» Work to do
Go through the material below and copy each line where the word "symbol" appears.

[Figure dataset records]
** START **

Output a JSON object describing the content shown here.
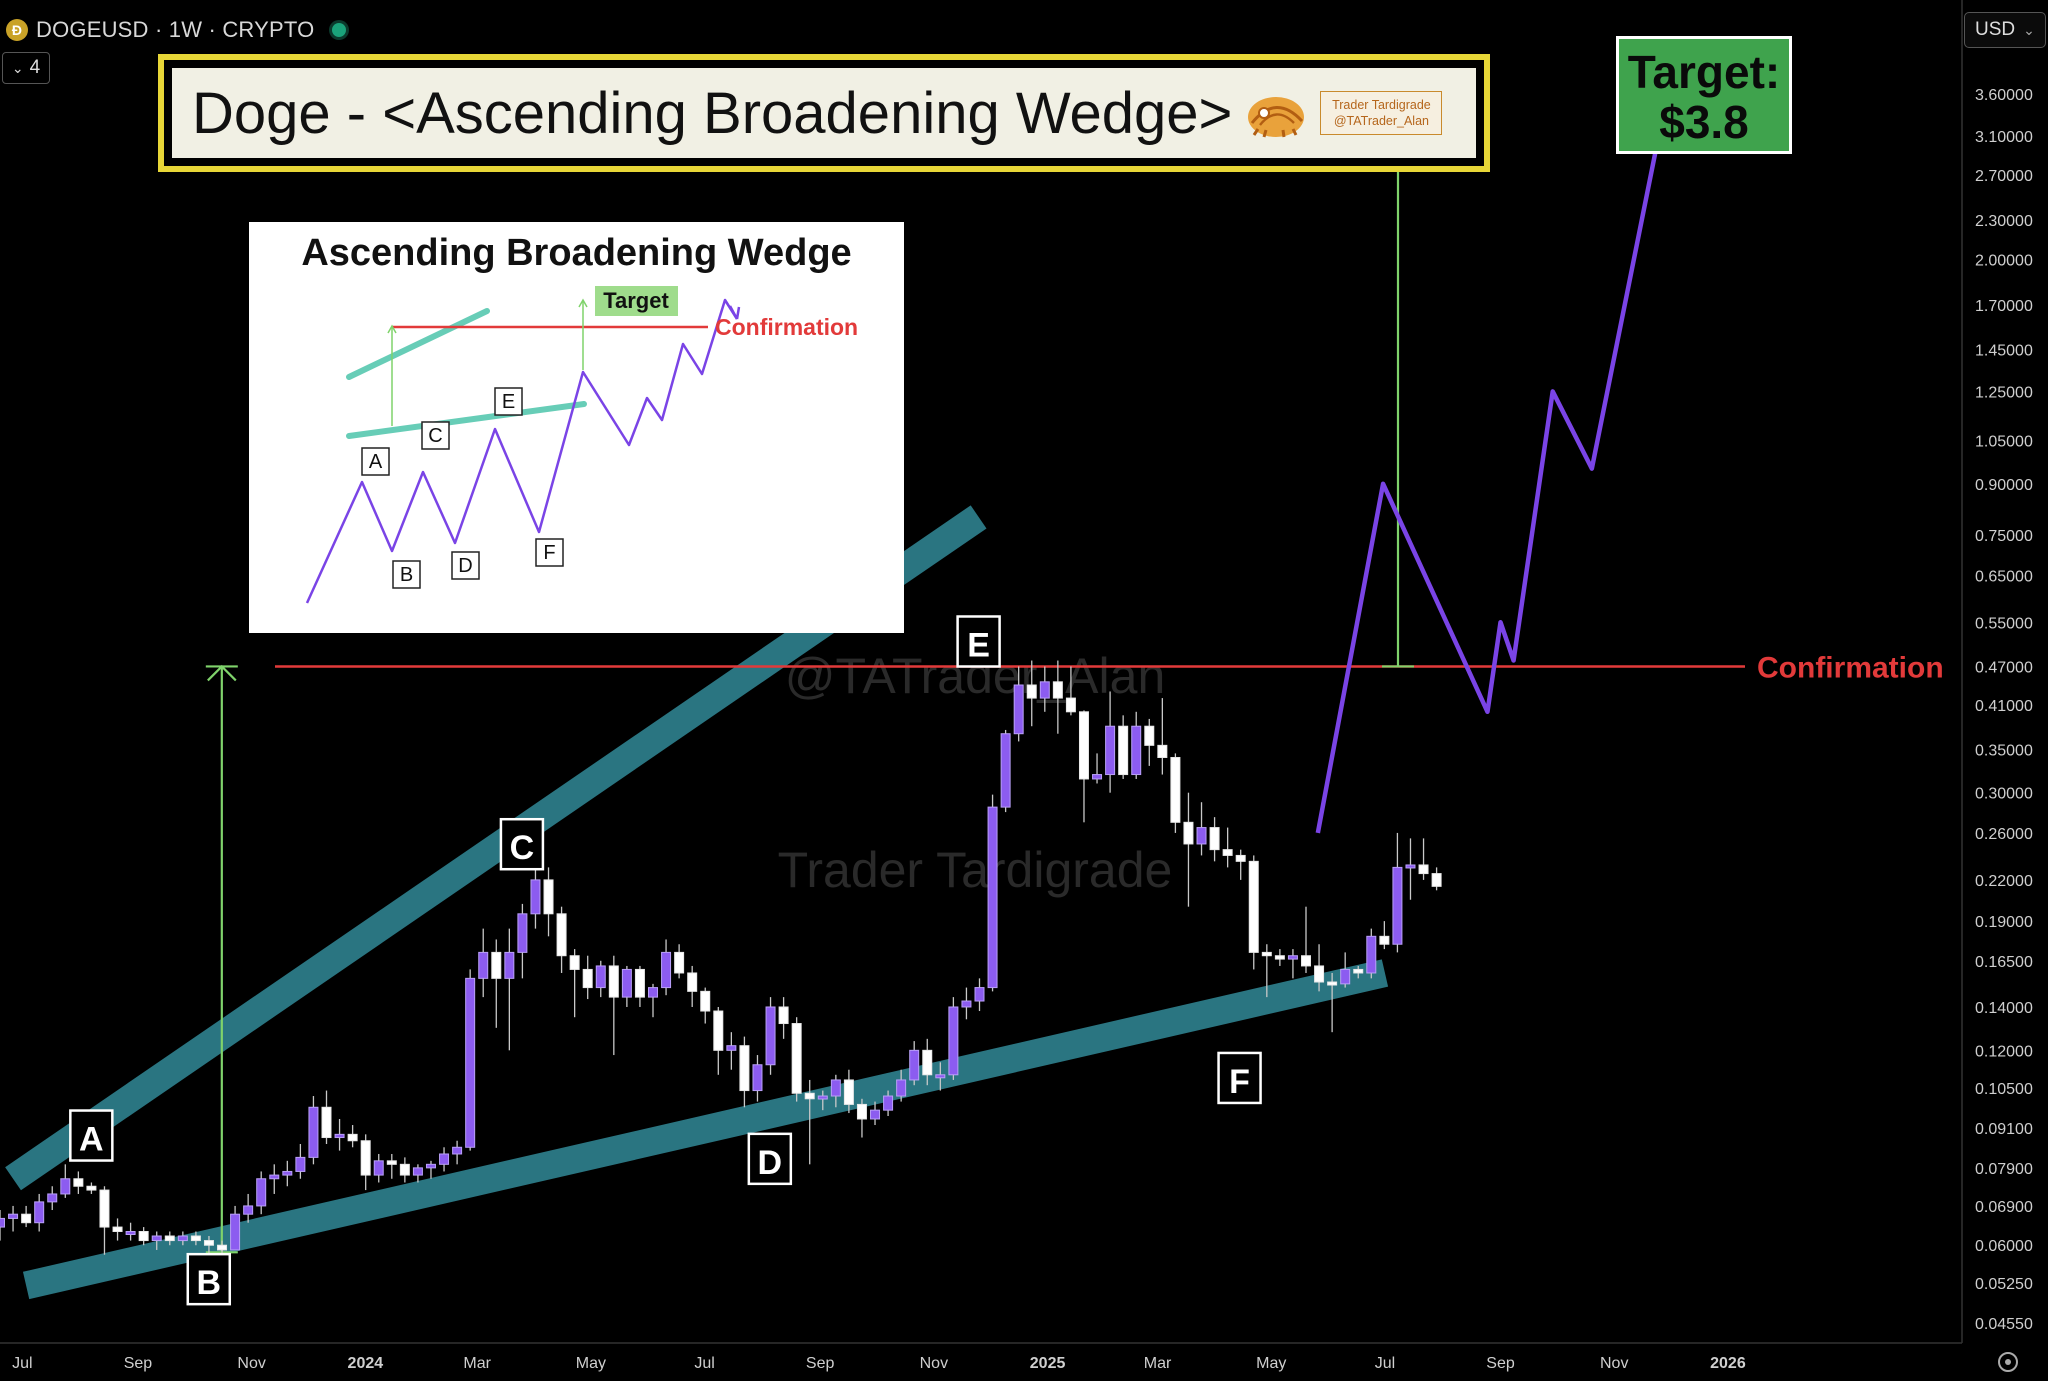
{
  "header": {
    "symbol": "DOGEUSD · 1W · CRYPTO",
    "coin_icon": "dogecoin-icon",
    "status_color": "#1aa37a",
    "collapse_label": "4",
    "currency": "USD"
  },
  "banner": {
    "title": "Doge - <Ascending Broadening Wedge>",
    "brand_line1": "Trader Tardigrade",
    "brand_line2": "@TATrader_Alan",
    "logo_icon": "tardigrade-logo-icon"
  },
  "target_box": {
    "line1": "Target:",
    "line2": "$3.8"
  },
  "watermarks": [
    "@TATrader_Alan",
    "Trader Tardigrade"
  ],
  "inset": {
    "title": "Ascending Broadening Wedge",
    "target_label": "Target",
    "confirmation_label": "Confirmation",
    "points": [
      "A",
      "B",
      "C",
      "D",
      "E",
      "F"
    ]
  },
  "colors": {
    "bull": "#8c5cf0",
    "wedge": "#2e7f8c",
    "confirmation": "#e23a3a",
    "target_arrow": "#7fd36b",
    "projection": "#7a44e6"
  },
  "chart_data": {
    "type": "candlestick",
    "title": "Doge - <Ascending Broadening Wedge>",
    "symbol": "DOGEUSD",
    "interval": "1W",
    "y_scale": "log",
    "ylim": [
      0.045,
      4.2
    ],
    "y_ticks": [
      3.6,
      3.1,
      2.7,
      2.3,
      2.0,
      1.7,
      1.45,
      1.25,
      1.05,
      0.9,
      0.75,
      0.65,
      0.55,
      0.47,
      0.41,
      0.35,
      0.3,
      0.26,
      0.22,
      0.19,
      0.165,
      0.14,
      0.12,
      0.105,
      0.091,
      0.079,
      0.069,
      0.06,
      0.0525,
      0.0455
    ],
    "y_tick_labels": [
      "3.60000",
      "3.10000",
      "2.70000",
      "2.30000",
      "2.00000",
      "1.70000",
      "1.45000",
      "1.25000",
      "1.05000",
      "0.90000",
      "0.75000",
      "0.65000",
      "0.55000",
      "0.47000",
      "0.41000",
      "0.35000",
      "0.30000",
      "0.26000",
      "0.22000",
      "0.19000",
      "0.16500",
      "0.14000",
      "0.12000",
      "0.10500",
      "0.09100",
      "0.07900",
      "0.06900",
      "0.06000",
      "0.05250",
      "0.04550"
    ],
    "x_ticks": [
      "Jul",
      "Sep",
      "Nov",
      "2024",
      "Mar",
      "May",
      "Jul",
      "Sep",
      "Nov",
      "2025",
      "Mar",
      "May",
      "Jul",
      "Sep",
      "Nov",
      "2026"
    ],
    "x_range": [
      "2023-06-19",
      "2026-01-05"
    ],
    "x_tick_dates": [
      "2023-07-01",
      "2023-09-01",
      "2023-11-01",
      "2024-01-01",
      "2024-03-01",
      "2024-05-01",
      "2024-07-01",
      "2024-09-01",
      "2024-11-01",
      "2025-01-01",
      "2025-03-01",
      "2025-05-01",
      "2025-07-01",
      "2025-09-01",
      "2025-11-01",
      "2026-01-01"
    ],
    "candles": [
      {
        "o": 0.064,
        "h": 0.068,
        "l": 0.061,
        "c": 0.066
      },
      {
        "o": 0.066,
        "h": 0.069,
        "l": 0.063,
        "c": 0.067
      },
      {
        "o": 0.067,
        "h": 0.069,
        "l": 0.064,
        "c": 0.065
      },
      {
        "o": 0.065,
        "h": 0.072,
        "l": 0.063,
        "c": 0.07
      },
      {
        "o": 0.07,
        "h": 0.074,
        "l": 0.068,
        "c": 0.072
      },
      {
        "o": 0.072,
        "h": 0.08,
        "l": 0.071,
        "c": 0.076
      },
      {
        "o": 0.076,
        "h": 0.078,
        "l": 0.072,
        "c": 0.074
      },
      {
        "o": 0.074,
        "h": 0.075,
        "l": 0.072,
        "c": 0.073
      },
      {
        "o": 0.073,
        "h": 0.074,
        "l": 0.058,
        "c": 0.064
      },
      {
        "o": 0.064,
        "h": 0.066,
        "l": 0.061,
        "c": 0.063
      },
      {
        "o": 0.063,
        "h": 0.065,
        "l": 0.061,
        "c": 0.063
      },
      {
        "o": 0.063,
        "h": 0.064,
        "l": 0.06,
        "c": 0.061
      },
      {
        "o": 0.061,
        "h": 0.063,
        "l": 0.059,
        "c": 0.062
      },
      {
        "o": 0.062,
        "h": 0.063,
        "l": 0.06,
        "c": 0.061
      },
      {
        "o": 0.061,
        "h": 0.063,
        "l": 0.06,
        "c": 0.062
      },
      {
        "o": 0.062,
        "h": 0.063,
        "l": 0.06,
        "c": 0.061
      },
      {
        "o": 0.061,
        "h": 0.062,
        "l": 0.058,
        "c": 0.06
      },
      {
        "o": 0.06,
        "h": 0.061,
        "l": 0.058,
        "c": 0.059
      },
      {
        "o": 0.059,
        "h": 0.069,
        "l": 0.059,
        "c": 0.067
      },
      {
        "o": 0.067,
        "h": 0.072,
        "l": 0.065,
        "c": 0.069
      },
      {
        "o": 0.069,
        "h": 0.078,
        "l": 0.067,
        "c": 0.076
      },
      {
        "o": 0.076,
        "h": 0.08,
        "l": 0.072,
        "c": 0.077
      },
      {
        "o": 0.077,
        "h": 0.081,
        "l": 0.074,
        "c": 0.078
      },
      {
        "o": 0.078,
        "h": 0.086,
        "l": 0.076,
        "c": 0.082
      },
      {
        "o": 0.082,
        "h": 0.102,
        "l": 0.08,
        "c": 0.098
      },
      {
        "o": 0.098,
        "h": 0.104,
        "l": 0.086,
        "c": 0.088
      },
      {
        "o": 0.088,
        "h": 0.094,
        "l": 0.084,
        "c": 0.089
      },
      {
        "o": 0.089,
        "h": 0.092,
        "l": 0.085,
        "c": 0.087
      },
      {
        "o": 0.087,
        "h": 0.089,
        "l": 0.073,
        "c": 0.077
      },
      {
        "o": 0.077,
        "h": 0.083,
        "l": 0.075,
        "c": 0.081
      },
      {
        "o": 0.081,
        "h": 0.083,
        "l": 0.076,
        "c": 0.08
      },
      {
        "o": 0.08,
        "h": 0.082,
        "l": 0.075,
        "c": 0.077
      },
      {
        "o": 0.077,
        "h": 0.08,
        "l": 0.075,
        "c": 0.079
      },
      {
        "o": 0.079,
        "h": 0.081,
        "l": 0.076,
        "c": 0.08
      },
      {
        "o": 0.08,
        "h": 0.085,
        "l": 0.078,
        "c": 0.083
      },
      {
        "o": 0.083,
        "h": 0.087,
        "l": 0.08,
        "c": 0.085
      },
      {
        "o": 0.085,
        "h": 0.16,
        "l": 0.084,
        "c": 0.155
      },
      {
        "o": 0.155,
        "h": 0.185,
        "l": 0.145,
        "c": 0.17
      },
      {
        "o": 0.17,
        "h": 0.178,
        "l": 0.13,
        "c": 0.155
      },
      {
        "o": 0.155,
        "h": 0.185,
        "l": 0.12,
        "c": 0.17
      },
      {
        "o": 0.17,
        "h": 0.202,
        "l": 0.155,
        "c": 0.195
      },
      {
        "o": 0.195,
        "h": 0.232,
        "l": 0.185,
        "c": 0.22
      },
      {
        "o": 0.22,
        "h": 0.23,
        "l": 0.18,
        "c": 0.195
      },
      {
        "o": 0.195,
        "h": 0.2,
        "l": 0.158,
        "c": 0.168
      },
      {
        "o": 0.168,
        "h": 0.172,
        "l": 0.135,
        "c": 0.16
      },
      {
        "o": 0.16,
        "h": 0.168,
        "l": 0.144,
        "c": 0.15
      },
      {
        "o": 0.15,
        "h": 0.165,
        "l": 0.145,
        "c": 0.162
      },
      {
        "o": 0.162,
        "h": 0.168,
        "l": 0.118,
        "c": 0.145
      },
      {
        "o": 0.145,
        "h": 0.162,
        "l": 0.14,
        "c": 0.16
      },
      {
        "o": 0.16,
        "h": 0.162,
        "l": 0.14,
        "c": 0.145
      },
      {
        "o": 0.145,
        "h": 0.152,
        "l": 0.135,
        "c": 0.15
      },
      {
        "o": 0.15,
        "h": 0.178,
        "l": 0.146,
        "c": 0.17
      },
      {
        "o": 0.17,
        "h": 0.175,
        "l": 0.155,
        "c": 0.158
      },
      {
        "o": 0.158,
        "h": 0.162,
        "l": 0.14,
        "c": 0.148
      },
      {
        "o": 0.148,
        "h": 0.15,
        "l": 0.132,
        "c": 0.138
      },
      {
        "o": 0.138,
        "h": 0.14,
        "l": 0.11,
        "c": 0.12
      },
      {
        "o": 0.12,
        "h": 0.128,
        "l": 0.112,
        "c": 0.122
      },
      {
        "o": 0.122,
        "h": 0.126,
        "l": 0.098,
        "c": 0.104
      },
      {
        "o": 0.104,
        "h": 0.118,
        "l": 0.1,
        "c": 0.114
      },
      {
        "o": 0.114,
        "h": 0.145,
        "l": 0.11,
        "c": 0.14
      },
      {
        "o": 0.14,
        "h": 0.145,
        "l": 0.125,
        "c": 0.132
      },
      {
        "o": 0.132,
        "h": 0.135,
        "l": 0.1,
        "c": 0.103
      },
      {
        "o": 0.103,
        "h": 0.108,
        "l": 0.08,
        "c": 0.101
      },
      {
        "o": 0.101,
        "h": 0.104,
        "l": 0.097,
        "c": 0.102
      },
      {
        "o": 0.102,
        "h": 0.11,
        "l": 0.098,
        "c": 0.108
      },
      {
        "o": 0.108,
        "h": 0.112,
        "l": 0.096,
        "c": 0.099
      },
      {
        "o": 0.099,
        "h": 0.101,
        "l": 0.088,
        "c": 0.094
      },
      {
        "o": 0.094,
        "h": 0.1,
        "l": 0.092,
        "c": 0.097
      },
      {
        "o": 0.097,
        "h": 0.104,
        "l": 0.095,
        "c": 0.102
      },
      {
        "o": 0.102,
        "h": 0.112,
        "l": 0.1,
        "c": 0.108
      },
      {
        "o": 0.108,
        "h": 0.124,
        "l": 0.106,
        "c": 0.12
      },
      {
        "o": 0.12,
        "h": 0.125,
        "l": 0.106,
        "c": 0.11
      },
      {
        "o": 0.11,
        "h": 0.115,
        "l": 0.104,
        "c": 0.11
      },
      {
        "o": 0.11,
        "h": 0.145,
        "l": 0.108,
        "c": 0.14
      },
      {
        "o": 0.14,
        "h": 0.15,
        "l": 0.134,
        "c": 0.143
      },
      {
        "o": 0.143,
        "h": 0.155,
        "l": 0.138,
        "c": 0.15
      },
      {
        "o": 0.15,
        "h": 0.298,
        "l": 0.148,
        "c": 0.285
      },
      {
        "o": 0.285,
        "h": 0.375,
        "l": 0.28,
        "c": 0.37
      },
      {
        "o": 0.37,
        "h": 0.47,
        "l": 0.36,
        "c": 0.44
      },
      {
        "o": 0.44,
        "h": 0.48,
        "l": 0.38,
        "c": 0.42
      },
      {
        "o": 0.42,
        "h": 0.47,
        "l": 0.4,
        "c": 0.445
      },
      {
        "o": 0.445,
        "h": 0.48,
        "l": 0.37,
        "c": 0.42
      },
      {
        "o": 0.42,
        "h": 0.47,
        "l": 0.395,
        "c": 0.4
      },
      {
        "o": 0.4,
        "h": 0.402,
        "l": 0.27,
        "c": 0.315
      },
      {
        "o": 0.315,
        "h": 0.345,
        "l": 0.31,
        "c": 0.32
      },
      {
        "o": 0.32,
        "h": 0.43,
        "l": 0.3,
        "c": 0.38
      },
      {
        "o": 0.38,
        "h": 0.395,
        "l": 0.315,
        "c": 0.32
      },
      {
        "o": 0.32,
        "h": 0.4,
        "l": 0.315,
        "c": 0.38
      },
      {
        "o": 0.38,
        "h": 0.39,
        "l": 0.33,
        "c": 0.355
      },
      {
        "o": 0.355,
        "h": 0.42,
        "l": 0.32,
        "c": 0.34
      },
      {
        "o": 0.34,
        "h": 0.345,
        "l": 0.26,
        "c": 0.27
      },
      {
        "o": 0.27,
        "h": 0.3,
        "l": 0.2,
        "c": 0.25
      },
      {
        "o": 0.25,
        "h": 0.29,
        "l": 0.24,
        "c": 0.265
      },
      {
        "o": 0.265,
        "h": 0.275,
        "l": 0.235,
        "c": 0.245
      },
      {
        "o": 0.245,
        "h": 0.265,
        "l": 0.23,
        "c": 0.24
      },
      {
        "o": 0.24,
        "h": 0.245,
        "l": 0.22,
        "c": 0.235
      },
      {
        "o": 0.235,
        "h": 0.24,
        "l": 0.16,
        "c": 0.17
      },
      {
        "o": 0.17,
        "h": 0.175,
        "l": 0.145,
        "c": 0.168
      },
      {
        "o": 0.168,
        "h": 0.172,
        "l": 0.162,
        "c": 0.166
      },
      {
        "o": 0.166,
        "h": 0.172,
        "l": 0.155,
        "c": 0.168
      },
      {
        "o": 0.168,
        "h": 0.2,
        "l": 0.158,
        "c": 0.162
      },
      {
        "o": 0.162,
        "h": 0.175,
        "l": 0.148,
        "c": 0.153
      },
      {
        "o": 0.153,
        "h": 0.158,
        "l": 0.128,
        "c": 0.152
      },
      {
        "o": 0.152,
        "h": 0.17,
        "l": 0.15,
        "c": 0.16
      },
      {
        "o": 0.16,
        "h": 0.162,
        "l": 0.155,
        "c": 0.158
      },
      {
        "o": 0.158,
        "h": 0.185,
        "l": 0.155,
        "c": 0.18
      },
      {
        "o": 0.18,
        "h": 0.19,
        "l": 0.172,
        "c": 0.175
      },
      {
        "o": 0.175,
        "h": 0.26,
        "l": 0.17,
        "c": 0.23
      },
      {
        "o": 0.23,
        "h": 0.255,
        "l": 0.205,
        "c": 0.232
      },
      {
        "o": 0.232,
        "h": 0.255,
        "l": 0.22,
        "c": 0.225
      },
      {
        "o": 0.225,
        "h": 0.23,
        "l": 0.212,
        "c": 0.215
      }
    ],
    "wedge_upper": [
      {
        "x": "2023-06-26",
        "y": 0.076
      },
      {
        "x": "2024-11-25",
        "y": 0.8
      }
    ],
    "wedge_lower": [
      {
        "x": "2023-07-03",
        "y": 0.052
      },
      {
        "x": "2025-07-01",
        "y": 0.158
      }
    ],
    "confirmation_level": 0.47,
    "confirmation_label": "Confirmation",
    "point_labels": [
      {
        "label": "A",
        "x": "2023-08-07",
        "y": 0.088
      },
      {
        "label": "B",
        "x": "2023-10-09",
        "y": 0.0528
      },
      {
        "label": "C",
        "x": "2024-03-25",
        "y": 0.248
      },
      {
        "label": "D",
        "x": "2024-08-05",
        "y": 0.081
      },
      {
        "label": "E",
        "x": "2024-11-25",
        "y": 0.51
      },
      {
        "label": "F",
        "x": "2025-04-14",
        "y": 0.108
      }
    ],
    "measured_moves": [
      {
        "x": "2023-10-16",
        "y_from": 0.0585,
        "y_to": 0.47
      },
      {
        "x": "2025-07-08",
        "y_from": 0.47,
        "y_to": 3.6
      }
    ],
    "projection_path": [
      {
        "x": "2025-05-26",
        "y": 0.26
      },
      {
        "x": "2025-06-30",
        "y": 0.9
      },
      {
        "x": "2025-08-25",
        "y": 0.4
      },
      {
        "x": "2025-09-01",
        "y": 0.55
      },
      {
        "x": "2025-09-08",
        "y": 0.48
      },
      {
        "x": "2025-09-29",
        "y": 1.25
      },
      {
        "x": "2025-10-20",
        "y": 0.95
      },
      {
        "x": "2025-12-01",
        "y": 3.8
      },
      {
        "x": "2025-12-08",
        "y": 3.4
      }
    ],
    "target": 3.8
  }
}
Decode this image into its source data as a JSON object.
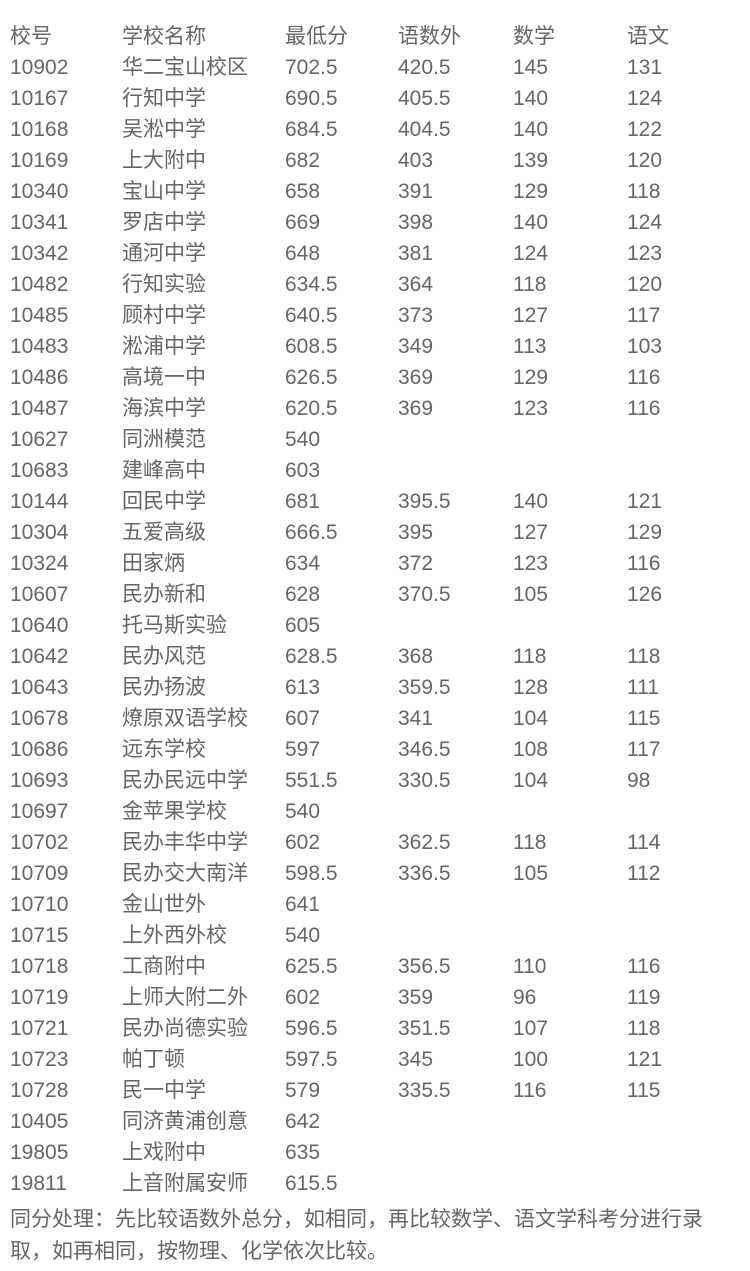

** END **

» The completed task
    "symbol": "DOGEUSD · 1W · CRYPTO",
    "symbol": "DOGEUSD",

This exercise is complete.